» **STATED EXERCISE**
Copy the records below exactly, omitting any pictures they contain.

» **SUPPLIED RECORDS**
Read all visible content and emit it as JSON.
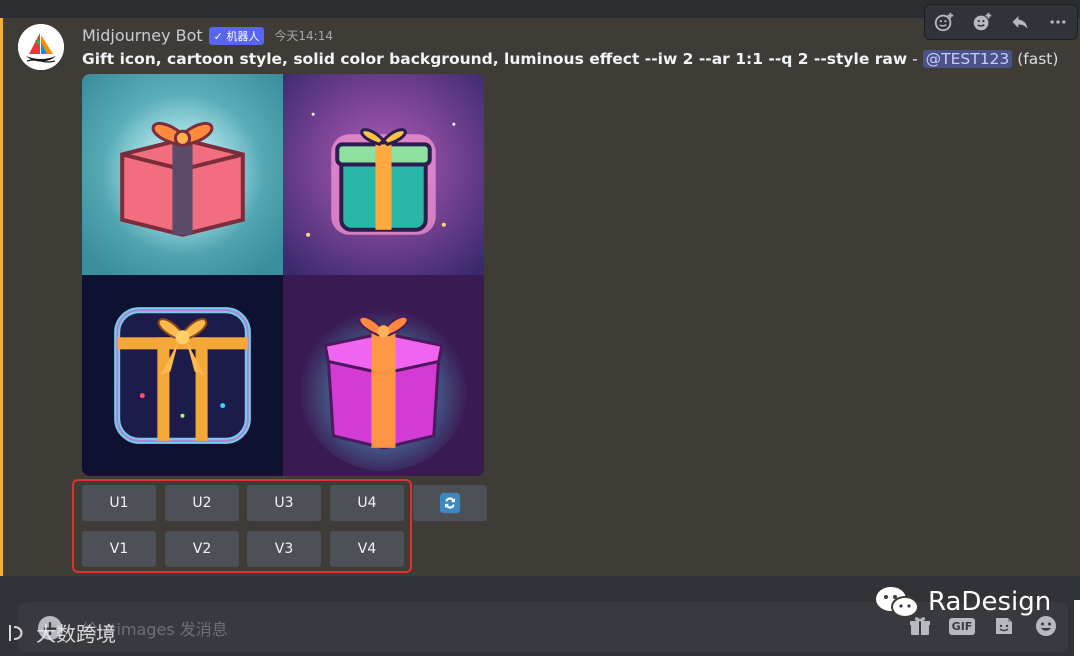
{
  "message": {
    "username": "Midjourney Bot",
    "bot_badge": "✓ 机器人",
    "timestamp": "今天14:14",
    "prompt": "Gift icon, cartoon style, solid color background, luminous effect --iw 2 --ar 1:1 --q 2 --style raw",
    "separator": " - ",
    "mention": "@TEST123",
    "speed": "(fast)"
  },
  "buttons": {
    "upscale": [
      "U1",
      "U2",
      "U3",
      "U4"
    ],
    "variation": [
      "V1",
      "V2",
      "V3",
      "V4"
    ]
  },
  "input": {
    "placeholder": "给 #images 发消息"
  },
  "input_icons": [
    "gift-icon",
    "gif-icon",
    "sticker-icon",
    "emoji-icon"
  ],
  "input_gif_label": "GIF",
  "watermarks": {
    "left": "大数跨境",
    "right": "RaDesign"
  },
  "colors": {
    "accent": "#5865f2",
    "highlight_bar": "#f0b232",
    "annotation_box": "#e0312c"
  }
}
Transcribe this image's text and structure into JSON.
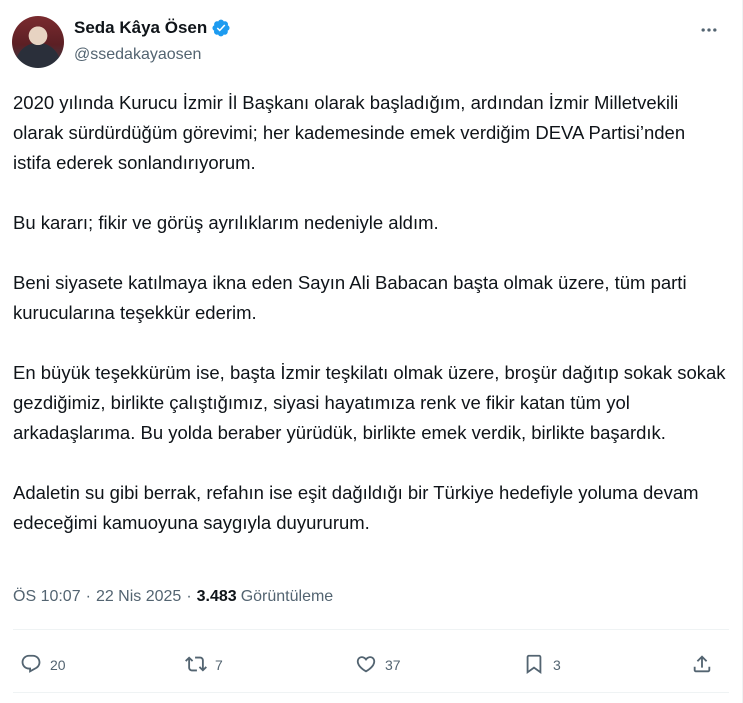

» **FINISHED EXERCISE**
Read all visible content and emit it as JSON.
{
  "message": {
    "username": "Midjourney Bot",
    "bot_badge": "✓ 机器人",
    "timestamp": "今天14:14",
    "prompt": "Gift icon, cartoon style, solid color background, luminous effect --iw 2 --ar 1:1 --q 2 --style raw",
    "separator": " - ",
    "mention": "@TEST123",
    "speed": "(fast)"
  },
  "buttons": {
    "upscale": [
      "U1",
      "U2",
      "U3",
      "U4"
    ],
    "variation": [
      "V1",
      "V2",
      "V3",
      "V4"
    ]
  },
  "input": {
    "placeholder": "给 #images 发消息"
  },
  "input_icons": [
    "gift-icon",
    "gif-icon",
    "sticker-icon",
    "emoji-icon"
  ],
  "input_gif_label": "GIF",
  "watermarks": {
    "left": "大数跨境",
    "right": "RaDesign"
  },
  "colors": {
    "accent": "#5865f2",
    "highlight_bar": "#f0b232",
    "annotation_box": "#e0312c"
  }
}
Transcribe this image's text and structure into JSON.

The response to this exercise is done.